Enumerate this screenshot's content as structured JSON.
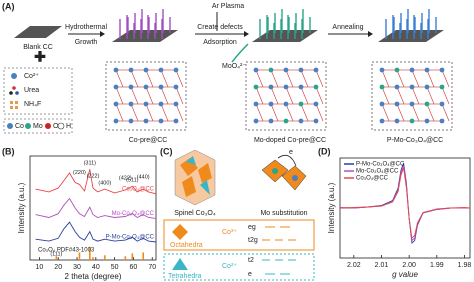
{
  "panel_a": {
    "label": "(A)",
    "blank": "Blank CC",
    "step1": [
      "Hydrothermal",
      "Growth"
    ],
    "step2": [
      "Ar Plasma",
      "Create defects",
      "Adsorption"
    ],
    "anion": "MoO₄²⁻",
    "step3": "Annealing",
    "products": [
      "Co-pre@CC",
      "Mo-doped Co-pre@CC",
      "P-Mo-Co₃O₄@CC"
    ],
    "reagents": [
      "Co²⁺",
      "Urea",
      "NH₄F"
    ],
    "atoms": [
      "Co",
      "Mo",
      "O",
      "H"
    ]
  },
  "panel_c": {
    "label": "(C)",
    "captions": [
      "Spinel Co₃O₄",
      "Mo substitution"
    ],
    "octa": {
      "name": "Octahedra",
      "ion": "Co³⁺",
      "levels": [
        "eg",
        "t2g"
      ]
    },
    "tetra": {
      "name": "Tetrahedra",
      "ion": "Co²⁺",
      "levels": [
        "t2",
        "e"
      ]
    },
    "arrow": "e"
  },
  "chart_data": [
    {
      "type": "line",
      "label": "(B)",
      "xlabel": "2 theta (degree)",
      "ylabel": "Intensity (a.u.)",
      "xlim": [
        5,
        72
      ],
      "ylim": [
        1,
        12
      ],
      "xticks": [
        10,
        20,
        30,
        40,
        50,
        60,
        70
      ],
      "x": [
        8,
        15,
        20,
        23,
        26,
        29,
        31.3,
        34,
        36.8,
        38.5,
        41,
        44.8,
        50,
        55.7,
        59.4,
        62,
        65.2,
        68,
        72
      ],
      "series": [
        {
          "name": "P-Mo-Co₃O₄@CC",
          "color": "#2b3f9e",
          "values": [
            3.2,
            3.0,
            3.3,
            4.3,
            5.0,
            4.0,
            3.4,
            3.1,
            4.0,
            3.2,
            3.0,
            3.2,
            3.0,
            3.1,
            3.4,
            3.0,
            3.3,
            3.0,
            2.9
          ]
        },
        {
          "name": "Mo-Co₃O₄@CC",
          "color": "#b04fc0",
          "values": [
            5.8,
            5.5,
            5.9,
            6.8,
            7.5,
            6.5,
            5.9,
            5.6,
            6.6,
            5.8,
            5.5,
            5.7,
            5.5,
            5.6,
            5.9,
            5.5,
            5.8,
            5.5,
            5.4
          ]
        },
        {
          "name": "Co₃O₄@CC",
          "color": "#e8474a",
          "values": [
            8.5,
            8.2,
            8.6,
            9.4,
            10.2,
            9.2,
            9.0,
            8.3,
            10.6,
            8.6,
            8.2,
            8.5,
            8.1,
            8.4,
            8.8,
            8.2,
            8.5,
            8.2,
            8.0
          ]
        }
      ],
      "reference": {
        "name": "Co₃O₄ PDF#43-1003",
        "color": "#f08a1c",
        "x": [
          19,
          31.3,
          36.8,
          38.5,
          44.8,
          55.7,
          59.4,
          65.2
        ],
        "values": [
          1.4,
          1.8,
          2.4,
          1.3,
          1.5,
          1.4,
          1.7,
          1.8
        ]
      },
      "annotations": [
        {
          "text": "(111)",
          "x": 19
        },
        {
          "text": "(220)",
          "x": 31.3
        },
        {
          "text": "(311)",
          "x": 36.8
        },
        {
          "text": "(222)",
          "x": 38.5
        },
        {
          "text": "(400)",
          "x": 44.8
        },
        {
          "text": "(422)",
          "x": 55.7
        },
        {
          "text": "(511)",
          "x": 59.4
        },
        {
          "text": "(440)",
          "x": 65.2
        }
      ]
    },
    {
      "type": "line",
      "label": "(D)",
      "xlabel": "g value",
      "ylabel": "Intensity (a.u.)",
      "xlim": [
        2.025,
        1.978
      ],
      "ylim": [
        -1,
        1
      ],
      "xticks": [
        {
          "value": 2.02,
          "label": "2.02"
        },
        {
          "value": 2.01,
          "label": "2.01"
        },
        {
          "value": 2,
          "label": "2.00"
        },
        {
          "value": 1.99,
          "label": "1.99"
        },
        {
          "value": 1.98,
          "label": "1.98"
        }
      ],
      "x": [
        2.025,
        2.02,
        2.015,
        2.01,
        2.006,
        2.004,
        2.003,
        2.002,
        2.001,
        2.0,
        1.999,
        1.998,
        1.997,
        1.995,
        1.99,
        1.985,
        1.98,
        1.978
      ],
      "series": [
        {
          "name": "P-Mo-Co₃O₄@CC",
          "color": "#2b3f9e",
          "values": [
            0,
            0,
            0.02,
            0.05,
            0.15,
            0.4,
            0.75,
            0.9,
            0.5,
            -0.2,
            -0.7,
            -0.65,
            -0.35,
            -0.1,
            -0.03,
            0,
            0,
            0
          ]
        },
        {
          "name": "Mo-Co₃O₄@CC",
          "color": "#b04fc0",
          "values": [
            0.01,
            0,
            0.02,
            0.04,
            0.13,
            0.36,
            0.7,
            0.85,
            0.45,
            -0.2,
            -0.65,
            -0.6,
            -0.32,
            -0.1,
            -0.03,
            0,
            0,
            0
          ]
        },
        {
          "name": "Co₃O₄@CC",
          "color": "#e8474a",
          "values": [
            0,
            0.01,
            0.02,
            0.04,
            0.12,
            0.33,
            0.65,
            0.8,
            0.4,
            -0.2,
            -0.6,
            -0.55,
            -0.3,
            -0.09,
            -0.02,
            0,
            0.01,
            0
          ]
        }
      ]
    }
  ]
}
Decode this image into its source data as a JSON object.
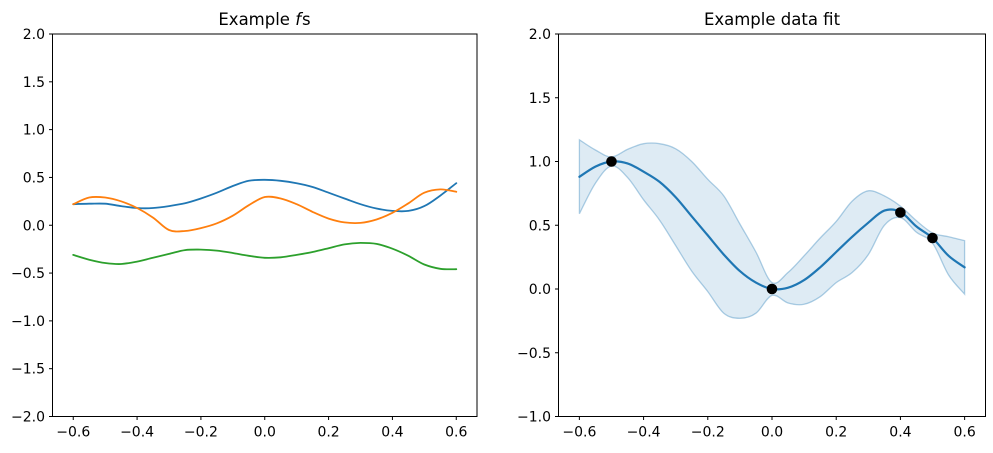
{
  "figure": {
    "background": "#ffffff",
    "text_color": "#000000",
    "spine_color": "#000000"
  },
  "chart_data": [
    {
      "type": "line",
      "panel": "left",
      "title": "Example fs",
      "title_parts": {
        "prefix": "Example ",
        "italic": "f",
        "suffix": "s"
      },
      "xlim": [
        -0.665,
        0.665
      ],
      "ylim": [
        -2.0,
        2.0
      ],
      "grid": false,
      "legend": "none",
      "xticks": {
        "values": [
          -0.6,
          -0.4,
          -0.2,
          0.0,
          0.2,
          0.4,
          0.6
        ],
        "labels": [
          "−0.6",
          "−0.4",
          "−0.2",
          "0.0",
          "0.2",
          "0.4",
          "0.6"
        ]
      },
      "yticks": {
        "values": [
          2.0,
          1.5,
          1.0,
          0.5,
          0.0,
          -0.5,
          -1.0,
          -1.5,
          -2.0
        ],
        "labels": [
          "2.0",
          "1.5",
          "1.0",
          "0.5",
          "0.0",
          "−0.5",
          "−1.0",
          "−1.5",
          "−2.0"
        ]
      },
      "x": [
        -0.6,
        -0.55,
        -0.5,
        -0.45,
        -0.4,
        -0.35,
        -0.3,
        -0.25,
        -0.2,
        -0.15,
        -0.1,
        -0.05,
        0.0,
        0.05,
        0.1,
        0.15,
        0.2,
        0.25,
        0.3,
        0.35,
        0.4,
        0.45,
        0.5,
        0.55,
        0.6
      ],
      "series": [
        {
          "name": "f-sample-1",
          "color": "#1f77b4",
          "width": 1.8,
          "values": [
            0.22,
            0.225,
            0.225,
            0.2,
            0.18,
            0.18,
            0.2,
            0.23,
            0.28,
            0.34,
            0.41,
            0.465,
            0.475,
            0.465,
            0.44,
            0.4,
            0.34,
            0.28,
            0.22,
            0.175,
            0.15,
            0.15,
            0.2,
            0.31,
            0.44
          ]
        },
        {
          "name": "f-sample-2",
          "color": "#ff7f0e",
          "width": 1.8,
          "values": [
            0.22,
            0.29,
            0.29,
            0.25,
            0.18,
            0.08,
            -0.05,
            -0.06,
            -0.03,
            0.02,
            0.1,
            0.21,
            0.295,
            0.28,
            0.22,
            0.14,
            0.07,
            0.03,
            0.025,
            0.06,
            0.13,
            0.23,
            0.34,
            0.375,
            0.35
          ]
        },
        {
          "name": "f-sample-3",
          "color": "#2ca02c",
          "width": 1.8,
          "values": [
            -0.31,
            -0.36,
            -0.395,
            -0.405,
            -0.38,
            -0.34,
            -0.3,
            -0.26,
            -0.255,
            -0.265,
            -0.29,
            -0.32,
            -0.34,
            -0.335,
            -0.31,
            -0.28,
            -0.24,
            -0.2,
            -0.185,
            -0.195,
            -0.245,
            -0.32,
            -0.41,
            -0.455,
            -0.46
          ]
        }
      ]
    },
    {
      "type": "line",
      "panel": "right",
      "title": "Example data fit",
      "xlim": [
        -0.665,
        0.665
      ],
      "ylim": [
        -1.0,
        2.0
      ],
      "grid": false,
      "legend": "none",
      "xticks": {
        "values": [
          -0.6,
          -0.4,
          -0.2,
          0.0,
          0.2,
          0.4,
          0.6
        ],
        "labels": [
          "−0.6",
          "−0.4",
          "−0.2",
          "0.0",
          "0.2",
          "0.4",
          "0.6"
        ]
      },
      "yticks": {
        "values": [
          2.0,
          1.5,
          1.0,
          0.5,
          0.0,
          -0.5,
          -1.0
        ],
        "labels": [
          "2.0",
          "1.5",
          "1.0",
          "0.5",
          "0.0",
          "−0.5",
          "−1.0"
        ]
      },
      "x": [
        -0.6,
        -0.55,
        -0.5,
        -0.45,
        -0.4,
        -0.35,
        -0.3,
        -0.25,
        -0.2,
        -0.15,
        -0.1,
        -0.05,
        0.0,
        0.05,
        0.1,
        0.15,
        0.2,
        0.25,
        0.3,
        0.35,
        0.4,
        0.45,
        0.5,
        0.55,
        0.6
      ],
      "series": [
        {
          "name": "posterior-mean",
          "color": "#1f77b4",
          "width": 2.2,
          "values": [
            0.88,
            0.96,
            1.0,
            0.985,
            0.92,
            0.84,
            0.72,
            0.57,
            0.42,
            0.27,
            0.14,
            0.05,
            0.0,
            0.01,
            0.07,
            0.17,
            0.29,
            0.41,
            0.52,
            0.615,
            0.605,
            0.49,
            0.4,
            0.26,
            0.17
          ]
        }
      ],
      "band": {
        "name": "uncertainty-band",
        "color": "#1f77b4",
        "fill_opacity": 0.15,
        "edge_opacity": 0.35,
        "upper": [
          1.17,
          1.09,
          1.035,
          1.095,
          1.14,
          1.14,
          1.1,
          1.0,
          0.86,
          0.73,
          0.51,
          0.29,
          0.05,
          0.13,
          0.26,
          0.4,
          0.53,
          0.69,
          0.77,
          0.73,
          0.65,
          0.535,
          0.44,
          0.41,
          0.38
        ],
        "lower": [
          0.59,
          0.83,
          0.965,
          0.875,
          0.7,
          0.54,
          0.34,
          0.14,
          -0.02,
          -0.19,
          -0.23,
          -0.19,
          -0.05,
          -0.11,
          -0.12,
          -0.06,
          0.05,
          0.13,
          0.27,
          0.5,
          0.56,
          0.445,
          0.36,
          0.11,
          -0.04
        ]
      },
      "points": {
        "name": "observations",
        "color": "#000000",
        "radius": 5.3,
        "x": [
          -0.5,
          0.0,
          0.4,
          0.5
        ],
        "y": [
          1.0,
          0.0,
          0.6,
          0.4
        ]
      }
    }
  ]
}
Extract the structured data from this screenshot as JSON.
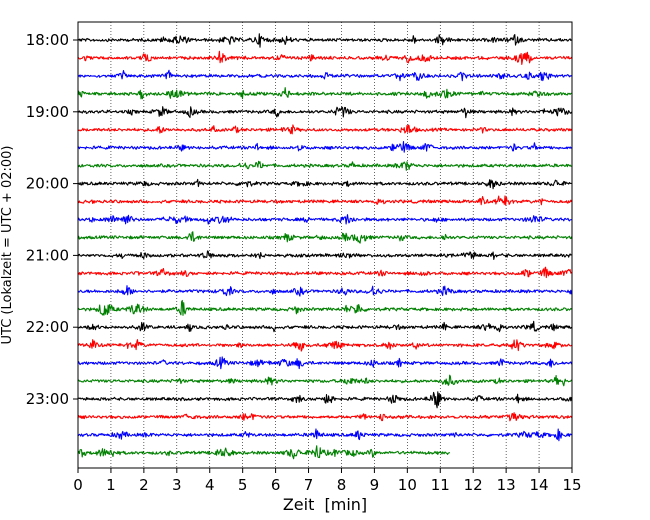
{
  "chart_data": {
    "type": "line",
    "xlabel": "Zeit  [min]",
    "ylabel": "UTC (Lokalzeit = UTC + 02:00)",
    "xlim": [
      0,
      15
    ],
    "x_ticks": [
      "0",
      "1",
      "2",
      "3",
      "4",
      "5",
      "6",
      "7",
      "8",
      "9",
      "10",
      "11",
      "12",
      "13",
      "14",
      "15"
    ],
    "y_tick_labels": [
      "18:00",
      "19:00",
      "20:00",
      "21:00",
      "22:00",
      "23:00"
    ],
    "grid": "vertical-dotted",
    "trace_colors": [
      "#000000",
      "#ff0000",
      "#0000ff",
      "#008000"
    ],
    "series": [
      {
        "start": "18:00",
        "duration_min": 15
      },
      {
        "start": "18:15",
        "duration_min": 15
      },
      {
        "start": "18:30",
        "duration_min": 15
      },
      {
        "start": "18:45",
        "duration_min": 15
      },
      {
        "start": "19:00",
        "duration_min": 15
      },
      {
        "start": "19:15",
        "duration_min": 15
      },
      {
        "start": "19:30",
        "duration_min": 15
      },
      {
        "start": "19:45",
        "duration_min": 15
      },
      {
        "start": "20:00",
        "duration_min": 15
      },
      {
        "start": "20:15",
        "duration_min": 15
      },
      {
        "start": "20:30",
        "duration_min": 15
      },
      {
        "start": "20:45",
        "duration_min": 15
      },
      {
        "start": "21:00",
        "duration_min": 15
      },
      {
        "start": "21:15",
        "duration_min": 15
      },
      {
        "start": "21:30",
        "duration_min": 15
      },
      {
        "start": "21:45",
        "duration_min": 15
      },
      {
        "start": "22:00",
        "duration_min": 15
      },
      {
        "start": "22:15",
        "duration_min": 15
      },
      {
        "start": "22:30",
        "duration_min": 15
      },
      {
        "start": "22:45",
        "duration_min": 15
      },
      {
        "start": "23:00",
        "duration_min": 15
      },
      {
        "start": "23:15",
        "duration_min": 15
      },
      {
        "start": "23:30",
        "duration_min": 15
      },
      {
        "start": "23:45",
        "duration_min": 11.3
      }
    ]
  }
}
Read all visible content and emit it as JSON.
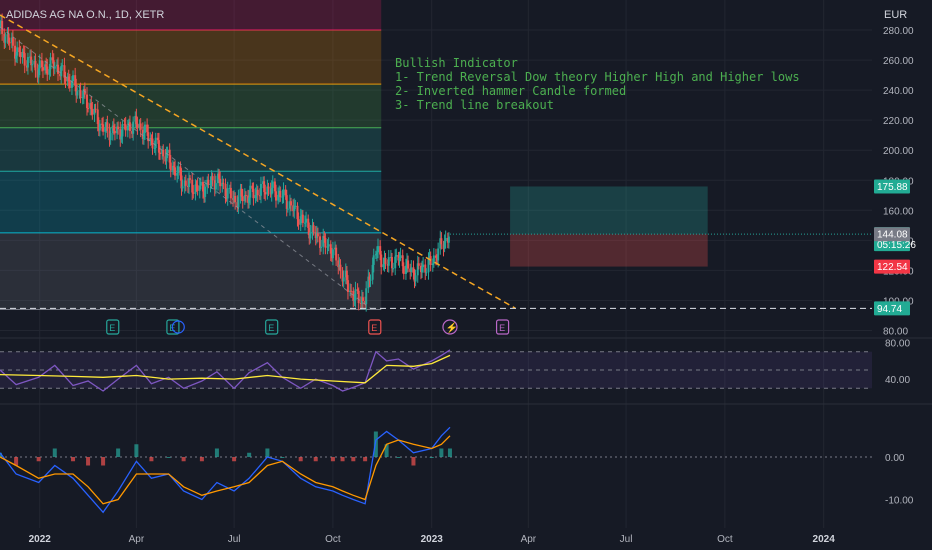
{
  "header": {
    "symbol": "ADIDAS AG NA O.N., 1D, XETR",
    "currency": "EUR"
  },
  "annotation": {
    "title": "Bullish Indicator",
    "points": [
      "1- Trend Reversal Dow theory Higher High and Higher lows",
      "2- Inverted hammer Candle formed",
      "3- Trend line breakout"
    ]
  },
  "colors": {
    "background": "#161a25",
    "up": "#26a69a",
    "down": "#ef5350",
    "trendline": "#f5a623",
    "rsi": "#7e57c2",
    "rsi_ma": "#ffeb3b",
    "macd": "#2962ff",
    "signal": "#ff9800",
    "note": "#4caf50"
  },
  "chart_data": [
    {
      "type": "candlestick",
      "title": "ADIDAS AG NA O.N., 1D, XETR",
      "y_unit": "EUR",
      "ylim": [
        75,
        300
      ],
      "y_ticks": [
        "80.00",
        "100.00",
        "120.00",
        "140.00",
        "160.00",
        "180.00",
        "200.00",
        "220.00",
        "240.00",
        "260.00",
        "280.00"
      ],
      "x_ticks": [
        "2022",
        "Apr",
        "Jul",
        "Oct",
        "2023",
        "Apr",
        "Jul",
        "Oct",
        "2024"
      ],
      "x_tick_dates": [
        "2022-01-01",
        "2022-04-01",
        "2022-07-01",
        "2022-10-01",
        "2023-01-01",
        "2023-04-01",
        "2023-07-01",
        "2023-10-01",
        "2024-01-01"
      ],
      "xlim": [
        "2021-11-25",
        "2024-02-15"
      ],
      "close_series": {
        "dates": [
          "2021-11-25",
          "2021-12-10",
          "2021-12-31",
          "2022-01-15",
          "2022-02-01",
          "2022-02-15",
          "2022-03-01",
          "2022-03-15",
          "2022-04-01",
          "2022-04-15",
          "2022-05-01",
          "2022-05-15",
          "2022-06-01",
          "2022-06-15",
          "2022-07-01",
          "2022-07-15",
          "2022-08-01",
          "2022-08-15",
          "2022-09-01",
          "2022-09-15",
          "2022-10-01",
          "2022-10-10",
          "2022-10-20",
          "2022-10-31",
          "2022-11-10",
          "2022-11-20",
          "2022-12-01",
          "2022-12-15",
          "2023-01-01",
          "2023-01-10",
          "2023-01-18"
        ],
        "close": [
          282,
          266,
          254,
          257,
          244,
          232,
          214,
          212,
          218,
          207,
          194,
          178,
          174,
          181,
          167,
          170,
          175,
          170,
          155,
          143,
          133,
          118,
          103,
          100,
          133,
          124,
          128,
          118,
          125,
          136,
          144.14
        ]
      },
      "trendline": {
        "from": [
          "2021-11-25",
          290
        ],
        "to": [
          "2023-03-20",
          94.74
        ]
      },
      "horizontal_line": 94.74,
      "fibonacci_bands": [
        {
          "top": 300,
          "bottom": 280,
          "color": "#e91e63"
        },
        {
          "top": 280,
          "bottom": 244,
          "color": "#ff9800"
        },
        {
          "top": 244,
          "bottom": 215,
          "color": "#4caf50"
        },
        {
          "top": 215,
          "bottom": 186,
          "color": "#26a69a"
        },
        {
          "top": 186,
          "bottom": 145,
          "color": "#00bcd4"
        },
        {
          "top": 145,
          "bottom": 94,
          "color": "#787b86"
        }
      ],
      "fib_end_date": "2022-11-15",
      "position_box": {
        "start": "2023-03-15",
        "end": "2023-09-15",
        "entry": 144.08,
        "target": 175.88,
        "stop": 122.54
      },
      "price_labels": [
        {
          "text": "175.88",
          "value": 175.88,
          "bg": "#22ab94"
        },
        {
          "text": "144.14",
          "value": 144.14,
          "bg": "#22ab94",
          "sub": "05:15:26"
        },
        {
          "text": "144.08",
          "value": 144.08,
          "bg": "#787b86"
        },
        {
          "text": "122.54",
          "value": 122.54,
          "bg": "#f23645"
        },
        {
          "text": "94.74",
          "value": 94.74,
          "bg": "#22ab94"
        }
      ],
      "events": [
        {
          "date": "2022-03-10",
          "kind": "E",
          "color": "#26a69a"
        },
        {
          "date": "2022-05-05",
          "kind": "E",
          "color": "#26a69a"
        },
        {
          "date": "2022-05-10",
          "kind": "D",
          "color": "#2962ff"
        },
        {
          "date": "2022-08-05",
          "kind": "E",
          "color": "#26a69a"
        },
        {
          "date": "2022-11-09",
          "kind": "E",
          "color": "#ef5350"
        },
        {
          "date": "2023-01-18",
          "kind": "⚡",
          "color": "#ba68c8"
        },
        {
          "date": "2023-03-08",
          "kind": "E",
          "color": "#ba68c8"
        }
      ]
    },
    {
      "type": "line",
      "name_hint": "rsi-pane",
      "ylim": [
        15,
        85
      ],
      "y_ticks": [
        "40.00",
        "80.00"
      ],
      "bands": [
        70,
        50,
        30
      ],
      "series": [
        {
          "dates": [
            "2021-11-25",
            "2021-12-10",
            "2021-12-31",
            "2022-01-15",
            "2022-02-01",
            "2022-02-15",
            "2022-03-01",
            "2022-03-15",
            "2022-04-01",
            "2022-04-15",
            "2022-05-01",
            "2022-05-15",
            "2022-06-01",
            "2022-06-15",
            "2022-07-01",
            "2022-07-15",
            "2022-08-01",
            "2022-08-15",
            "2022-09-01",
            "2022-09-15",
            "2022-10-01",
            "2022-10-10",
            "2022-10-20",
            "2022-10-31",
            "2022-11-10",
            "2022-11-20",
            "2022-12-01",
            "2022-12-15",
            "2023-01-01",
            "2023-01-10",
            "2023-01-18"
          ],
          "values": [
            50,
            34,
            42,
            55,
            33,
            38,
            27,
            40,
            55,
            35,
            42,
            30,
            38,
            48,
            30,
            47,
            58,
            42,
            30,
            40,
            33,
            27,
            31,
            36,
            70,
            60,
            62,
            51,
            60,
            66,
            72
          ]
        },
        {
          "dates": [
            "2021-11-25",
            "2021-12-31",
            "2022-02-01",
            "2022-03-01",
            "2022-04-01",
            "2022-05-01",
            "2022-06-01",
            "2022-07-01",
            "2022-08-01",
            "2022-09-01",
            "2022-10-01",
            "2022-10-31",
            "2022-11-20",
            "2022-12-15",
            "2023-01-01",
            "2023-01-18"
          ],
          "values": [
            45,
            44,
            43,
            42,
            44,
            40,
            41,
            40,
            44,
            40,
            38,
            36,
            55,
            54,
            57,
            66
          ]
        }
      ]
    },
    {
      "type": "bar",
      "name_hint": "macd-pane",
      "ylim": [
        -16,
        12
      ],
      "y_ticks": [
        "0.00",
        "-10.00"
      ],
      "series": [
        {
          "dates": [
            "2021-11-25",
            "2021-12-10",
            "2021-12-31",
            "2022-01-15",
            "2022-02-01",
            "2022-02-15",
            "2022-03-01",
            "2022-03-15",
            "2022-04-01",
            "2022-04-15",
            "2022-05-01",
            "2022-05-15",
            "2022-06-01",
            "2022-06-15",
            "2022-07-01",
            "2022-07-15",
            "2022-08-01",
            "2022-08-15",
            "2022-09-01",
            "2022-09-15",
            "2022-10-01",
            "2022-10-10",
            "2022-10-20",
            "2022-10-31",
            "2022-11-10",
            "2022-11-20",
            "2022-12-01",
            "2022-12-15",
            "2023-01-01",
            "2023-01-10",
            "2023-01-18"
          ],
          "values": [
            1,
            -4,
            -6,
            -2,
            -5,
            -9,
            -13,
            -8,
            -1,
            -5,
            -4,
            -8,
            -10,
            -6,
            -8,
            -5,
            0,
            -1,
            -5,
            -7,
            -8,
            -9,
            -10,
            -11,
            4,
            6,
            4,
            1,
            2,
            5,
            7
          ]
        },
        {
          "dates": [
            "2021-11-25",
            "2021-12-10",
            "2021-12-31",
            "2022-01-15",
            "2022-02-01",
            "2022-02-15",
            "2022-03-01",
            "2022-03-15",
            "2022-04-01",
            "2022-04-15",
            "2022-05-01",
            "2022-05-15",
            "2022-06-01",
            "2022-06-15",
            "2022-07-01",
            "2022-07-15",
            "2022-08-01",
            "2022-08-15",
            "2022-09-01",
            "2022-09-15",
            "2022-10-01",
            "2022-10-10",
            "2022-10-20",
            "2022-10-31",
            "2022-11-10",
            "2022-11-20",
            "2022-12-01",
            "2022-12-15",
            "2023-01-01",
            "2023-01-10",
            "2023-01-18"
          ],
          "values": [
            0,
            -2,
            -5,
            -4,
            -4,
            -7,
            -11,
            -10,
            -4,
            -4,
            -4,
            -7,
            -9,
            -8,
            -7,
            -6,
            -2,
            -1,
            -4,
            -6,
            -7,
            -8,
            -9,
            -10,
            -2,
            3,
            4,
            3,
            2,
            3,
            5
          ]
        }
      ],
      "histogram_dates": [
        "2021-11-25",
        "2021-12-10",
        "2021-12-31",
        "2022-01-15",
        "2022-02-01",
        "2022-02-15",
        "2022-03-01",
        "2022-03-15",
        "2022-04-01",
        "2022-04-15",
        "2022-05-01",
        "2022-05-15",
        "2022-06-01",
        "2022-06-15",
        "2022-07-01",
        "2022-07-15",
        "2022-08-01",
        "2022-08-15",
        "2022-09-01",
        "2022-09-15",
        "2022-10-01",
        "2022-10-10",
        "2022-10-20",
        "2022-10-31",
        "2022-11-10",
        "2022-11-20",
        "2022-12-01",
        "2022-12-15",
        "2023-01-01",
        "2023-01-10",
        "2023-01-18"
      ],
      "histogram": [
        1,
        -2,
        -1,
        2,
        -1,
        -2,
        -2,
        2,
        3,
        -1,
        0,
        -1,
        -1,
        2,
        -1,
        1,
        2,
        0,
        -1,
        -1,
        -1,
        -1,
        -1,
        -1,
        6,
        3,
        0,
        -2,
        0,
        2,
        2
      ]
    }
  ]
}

---+---

Using the listing, say how many lines include the word "this", and add nothing else.

■ Response below
3